Start of Information provided
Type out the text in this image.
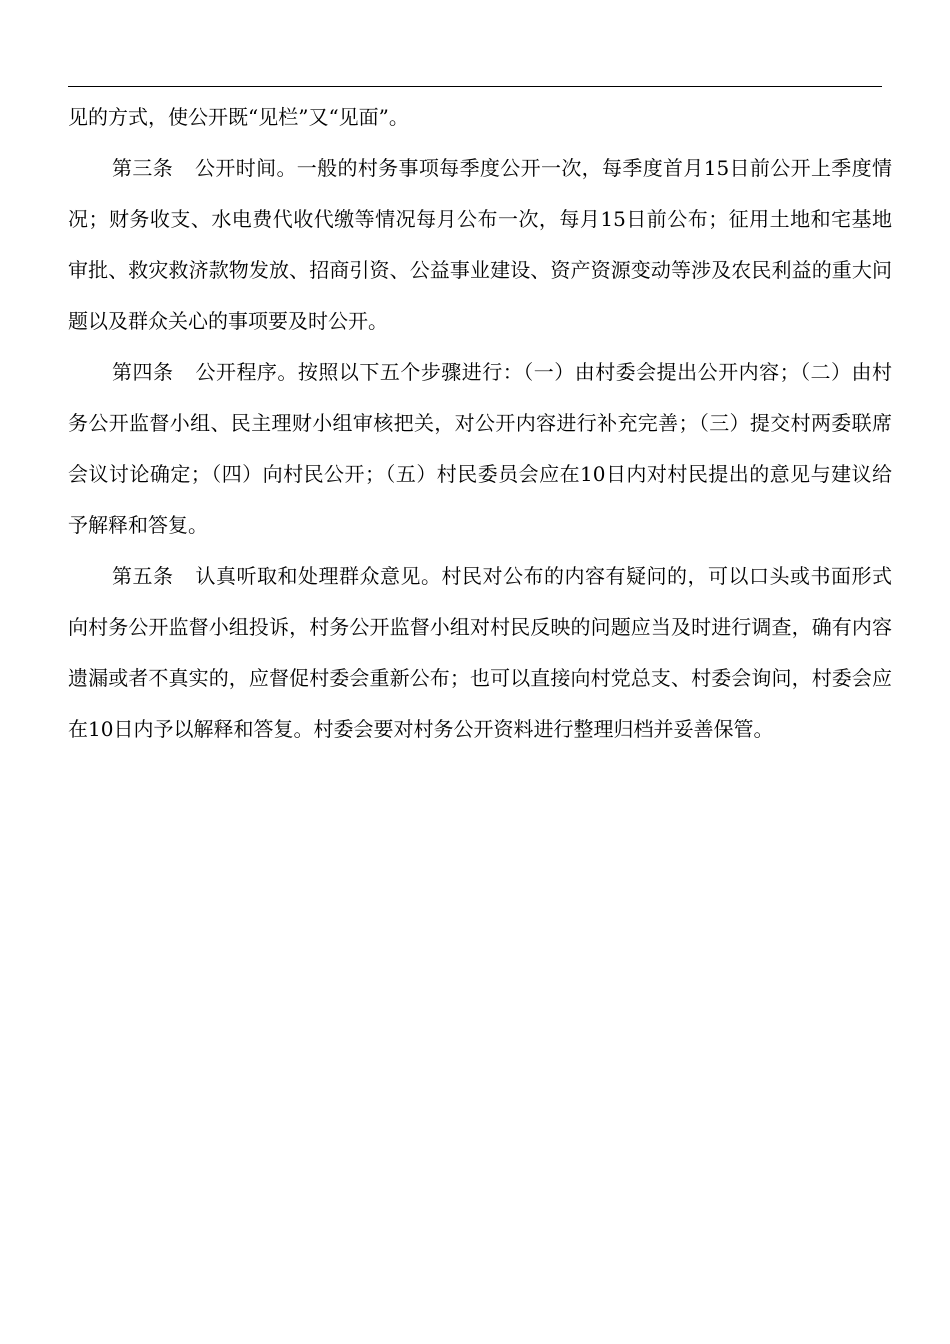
见的方式，使公开既“见栏”又“见面”。

第三条 公开时间。一般的村务事项每季度公开一次，每季度首月15日前公开上季度情况；财务收支、水电费代收代缴等情况每月公布一次，每月15日前公布；征用土地和宅基地审批、救灾救济款物发放、招商引资、公益事业建设、资产资源变动等涉及农民利益的重大问题以及群众关心的事项要及时公开。

第四条 公开程序。按照以下五个步骤进行：（一）由村委会提出公开内容；（二）由村务公开监督小组、民主理财小组审核把关，对公开内容进行补充完善；（三）提交村两委联席会议讨论确定；（四）向村民公开；（五）村民委员会应在10日内对村民提出的意见与建议给予解释和答复。

第五条 认真听取和处理群众意见。村民对公布的内容有疑问的，可以口头或书面形式向村务公开监督小组投诉，村务公开监督小组对村民反映的问题应当及时进行调查，确有内容遗漏或者不真实的，应督促村委会重新公布；也可以直接向村党总支、村委会询问，村委会应在10日内予以解释和答复。村委会要对村务公开资料进行整理归档并妥善保管。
End of Information provided
__Directions__
Using the material above, retype each entry exactly and omit the pictures.

__Solution to this problem__
Type out the text in this image.
见的方式，使公开既“见栏”又“见面”。

第三条 公开时间。一般的村务事项每季度公开一次，每季度首月15日前公开上季度情况；财务收支、水电费代收代缴等情况每月公布一次，每月15日前公布；征用土地和宅基地审批、救灾救济款物发放、招商引资、公益事业建设、资产资源变动等涉及农民利益的重大问题以及群众关心的事项要及时公开。

第四条 公开程序。按照以下五个步骤进行：（一）由村委会提出公开内容；（二）由村务公开监督小组、民主理财小组审核把关，对公开内容进行补充完善；（三）提交村两委联席会议讨论确定；（四）向村民公开；（五）村民委员会应在10日内对村民提出的意见与建议给予解释和答复。

第五条 认真听取和处理群众意见。村民对公布的内容有疑问的，可以口头或书面形式向村务公开监督小组投诉，村务公开监督小组对村民反映的问题应当及时进行调查，确有内容遗漏或者不真实的，应督促村委会重新公布；也可以直接向村党总支、村委会询问，村委会应在10日内予以解释和答复。村委会要对村务公开资料进行整理归档并妥善保管。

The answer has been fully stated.